WORK TASK:
Every line below that mentions the word "title" should be copied out.
═════ INPUT DATA
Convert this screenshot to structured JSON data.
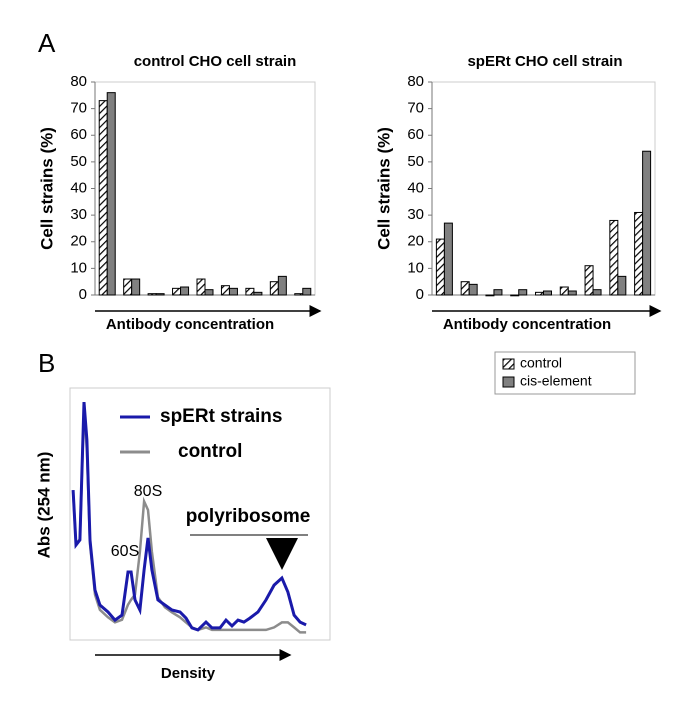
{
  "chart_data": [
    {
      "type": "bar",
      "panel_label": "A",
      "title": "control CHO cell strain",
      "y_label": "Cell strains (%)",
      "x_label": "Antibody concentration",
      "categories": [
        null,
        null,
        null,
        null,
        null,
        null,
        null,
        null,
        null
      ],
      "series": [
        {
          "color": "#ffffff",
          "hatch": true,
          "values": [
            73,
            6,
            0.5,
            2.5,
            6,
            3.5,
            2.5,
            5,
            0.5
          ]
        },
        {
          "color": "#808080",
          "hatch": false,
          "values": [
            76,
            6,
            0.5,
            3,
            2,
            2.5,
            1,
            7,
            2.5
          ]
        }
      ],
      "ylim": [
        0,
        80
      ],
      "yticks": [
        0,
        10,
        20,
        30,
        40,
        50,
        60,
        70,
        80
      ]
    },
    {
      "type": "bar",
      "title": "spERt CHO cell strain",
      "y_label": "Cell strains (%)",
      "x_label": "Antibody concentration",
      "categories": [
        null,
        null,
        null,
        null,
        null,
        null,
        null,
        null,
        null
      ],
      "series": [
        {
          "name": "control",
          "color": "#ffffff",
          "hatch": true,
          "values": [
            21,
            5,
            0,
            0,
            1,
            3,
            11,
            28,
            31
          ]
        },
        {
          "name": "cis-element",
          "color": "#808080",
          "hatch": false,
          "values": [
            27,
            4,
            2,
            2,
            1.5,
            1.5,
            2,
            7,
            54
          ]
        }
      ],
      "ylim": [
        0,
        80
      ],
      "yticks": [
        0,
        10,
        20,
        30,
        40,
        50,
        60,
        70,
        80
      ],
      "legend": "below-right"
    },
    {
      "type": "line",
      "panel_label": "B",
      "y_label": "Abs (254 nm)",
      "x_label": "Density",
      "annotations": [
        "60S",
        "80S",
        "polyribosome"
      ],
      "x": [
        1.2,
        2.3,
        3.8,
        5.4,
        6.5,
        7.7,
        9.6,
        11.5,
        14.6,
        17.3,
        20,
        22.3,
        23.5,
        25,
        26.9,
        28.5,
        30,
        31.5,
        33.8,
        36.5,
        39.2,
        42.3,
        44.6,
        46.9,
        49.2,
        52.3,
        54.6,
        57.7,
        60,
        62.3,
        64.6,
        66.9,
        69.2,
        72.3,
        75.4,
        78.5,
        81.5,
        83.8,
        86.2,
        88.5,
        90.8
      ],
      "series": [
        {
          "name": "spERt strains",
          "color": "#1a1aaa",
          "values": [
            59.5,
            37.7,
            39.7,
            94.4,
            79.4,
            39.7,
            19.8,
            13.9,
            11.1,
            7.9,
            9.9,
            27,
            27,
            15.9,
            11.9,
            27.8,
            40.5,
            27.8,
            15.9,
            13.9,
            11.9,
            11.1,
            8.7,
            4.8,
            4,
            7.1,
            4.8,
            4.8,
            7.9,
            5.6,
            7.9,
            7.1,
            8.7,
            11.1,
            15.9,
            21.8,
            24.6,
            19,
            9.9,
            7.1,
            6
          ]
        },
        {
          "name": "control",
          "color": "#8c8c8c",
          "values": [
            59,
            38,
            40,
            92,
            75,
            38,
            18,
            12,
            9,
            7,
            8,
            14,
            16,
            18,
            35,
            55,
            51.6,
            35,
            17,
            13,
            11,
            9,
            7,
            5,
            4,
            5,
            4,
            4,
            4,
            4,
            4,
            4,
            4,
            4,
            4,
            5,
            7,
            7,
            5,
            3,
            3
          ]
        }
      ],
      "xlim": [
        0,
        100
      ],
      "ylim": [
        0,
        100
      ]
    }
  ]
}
══════════
═════ INPUT DATA
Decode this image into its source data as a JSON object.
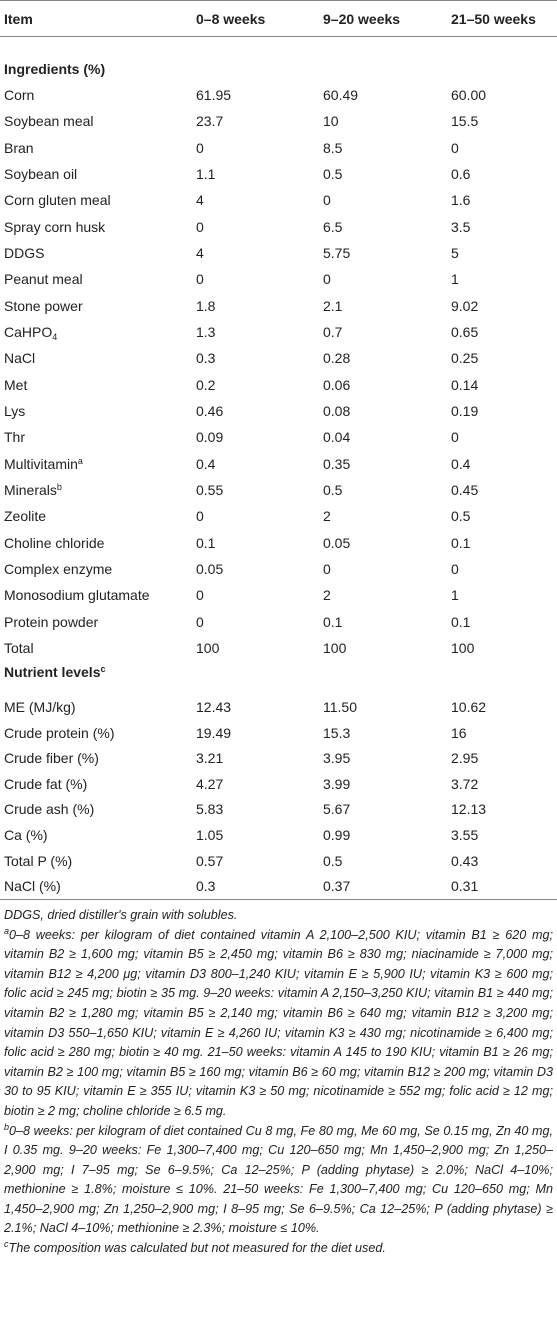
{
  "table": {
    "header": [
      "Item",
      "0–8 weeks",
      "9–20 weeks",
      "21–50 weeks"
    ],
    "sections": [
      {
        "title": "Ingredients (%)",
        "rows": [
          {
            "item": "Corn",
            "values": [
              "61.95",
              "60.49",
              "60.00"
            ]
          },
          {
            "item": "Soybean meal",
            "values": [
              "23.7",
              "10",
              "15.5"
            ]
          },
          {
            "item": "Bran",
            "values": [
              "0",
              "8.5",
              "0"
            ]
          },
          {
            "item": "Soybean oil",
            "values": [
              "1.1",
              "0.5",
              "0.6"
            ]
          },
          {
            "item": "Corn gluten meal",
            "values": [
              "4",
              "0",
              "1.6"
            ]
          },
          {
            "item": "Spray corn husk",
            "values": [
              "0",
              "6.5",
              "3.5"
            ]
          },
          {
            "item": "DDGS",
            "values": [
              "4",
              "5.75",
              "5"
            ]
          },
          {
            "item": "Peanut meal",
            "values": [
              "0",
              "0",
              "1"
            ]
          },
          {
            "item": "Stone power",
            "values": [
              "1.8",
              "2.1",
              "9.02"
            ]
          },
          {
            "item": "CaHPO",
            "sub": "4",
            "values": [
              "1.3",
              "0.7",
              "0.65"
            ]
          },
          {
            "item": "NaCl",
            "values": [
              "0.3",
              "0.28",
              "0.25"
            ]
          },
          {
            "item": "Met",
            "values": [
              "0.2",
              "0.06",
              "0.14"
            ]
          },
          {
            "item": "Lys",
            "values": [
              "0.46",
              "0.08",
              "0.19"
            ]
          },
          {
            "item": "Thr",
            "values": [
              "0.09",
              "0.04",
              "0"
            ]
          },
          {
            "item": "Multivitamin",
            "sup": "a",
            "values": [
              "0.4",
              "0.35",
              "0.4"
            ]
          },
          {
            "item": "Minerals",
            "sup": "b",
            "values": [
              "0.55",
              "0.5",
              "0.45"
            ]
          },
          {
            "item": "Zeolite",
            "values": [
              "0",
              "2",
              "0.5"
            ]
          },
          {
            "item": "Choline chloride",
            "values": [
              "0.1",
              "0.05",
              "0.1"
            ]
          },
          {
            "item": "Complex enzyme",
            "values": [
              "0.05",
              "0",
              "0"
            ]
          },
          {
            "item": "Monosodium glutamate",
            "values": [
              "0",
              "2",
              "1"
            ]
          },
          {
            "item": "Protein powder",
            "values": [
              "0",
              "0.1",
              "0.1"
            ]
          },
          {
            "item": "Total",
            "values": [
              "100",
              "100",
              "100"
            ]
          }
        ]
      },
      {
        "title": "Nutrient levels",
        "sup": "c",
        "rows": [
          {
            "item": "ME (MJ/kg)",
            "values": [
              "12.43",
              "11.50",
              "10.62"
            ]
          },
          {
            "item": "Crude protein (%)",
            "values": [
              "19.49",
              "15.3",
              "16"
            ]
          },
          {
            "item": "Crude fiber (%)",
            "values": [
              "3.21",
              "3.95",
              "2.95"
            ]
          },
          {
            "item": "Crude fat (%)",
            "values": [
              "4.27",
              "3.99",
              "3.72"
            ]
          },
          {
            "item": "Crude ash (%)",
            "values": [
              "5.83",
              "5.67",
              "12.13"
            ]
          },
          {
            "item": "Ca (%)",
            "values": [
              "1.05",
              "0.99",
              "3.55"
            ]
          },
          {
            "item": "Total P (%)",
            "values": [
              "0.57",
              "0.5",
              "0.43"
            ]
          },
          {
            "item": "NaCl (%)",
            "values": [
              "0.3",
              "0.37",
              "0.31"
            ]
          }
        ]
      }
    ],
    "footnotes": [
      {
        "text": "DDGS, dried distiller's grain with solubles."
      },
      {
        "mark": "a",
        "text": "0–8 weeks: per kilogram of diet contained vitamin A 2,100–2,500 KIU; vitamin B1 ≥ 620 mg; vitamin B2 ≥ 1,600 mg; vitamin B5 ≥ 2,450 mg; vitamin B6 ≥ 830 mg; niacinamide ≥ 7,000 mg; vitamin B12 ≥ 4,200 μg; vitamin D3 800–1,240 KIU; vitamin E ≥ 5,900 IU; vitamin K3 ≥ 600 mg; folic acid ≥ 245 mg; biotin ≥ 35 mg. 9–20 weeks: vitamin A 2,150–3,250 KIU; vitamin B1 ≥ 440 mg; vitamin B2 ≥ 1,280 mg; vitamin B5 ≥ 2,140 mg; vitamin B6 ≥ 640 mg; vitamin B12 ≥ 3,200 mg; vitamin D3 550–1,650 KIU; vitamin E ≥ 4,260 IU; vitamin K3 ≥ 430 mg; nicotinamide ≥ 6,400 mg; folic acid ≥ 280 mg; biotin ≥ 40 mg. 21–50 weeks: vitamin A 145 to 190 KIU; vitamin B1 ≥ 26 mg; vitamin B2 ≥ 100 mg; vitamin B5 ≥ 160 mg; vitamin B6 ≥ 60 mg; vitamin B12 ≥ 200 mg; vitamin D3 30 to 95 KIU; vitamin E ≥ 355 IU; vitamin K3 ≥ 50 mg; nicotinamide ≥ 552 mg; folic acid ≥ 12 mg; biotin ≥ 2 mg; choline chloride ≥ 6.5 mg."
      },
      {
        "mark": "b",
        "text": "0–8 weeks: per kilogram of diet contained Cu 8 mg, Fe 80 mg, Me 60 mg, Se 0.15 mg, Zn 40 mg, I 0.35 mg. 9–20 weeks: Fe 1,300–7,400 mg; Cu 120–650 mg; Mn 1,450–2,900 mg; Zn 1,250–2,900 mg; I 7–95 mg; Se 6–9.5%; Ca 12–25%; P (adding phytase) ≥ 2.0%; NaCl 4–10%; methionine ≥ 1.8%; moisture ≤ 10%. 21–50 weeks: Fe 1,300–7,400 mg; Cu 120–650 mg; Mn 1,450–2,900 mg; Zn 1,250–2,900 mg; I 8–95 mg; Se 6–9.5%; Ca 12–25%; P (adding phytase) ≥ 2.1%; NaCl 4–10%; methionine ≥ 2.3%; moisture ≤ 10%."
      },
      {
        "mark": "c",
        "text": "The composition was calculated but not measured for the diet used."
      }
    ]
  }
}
══════════
RESULT BELOW:
      "title": "control CHO cell strain",
      "title": "spERt CHO cell strain",
        "title": "Ingredients (%)",
        "title": "Nutrient levels",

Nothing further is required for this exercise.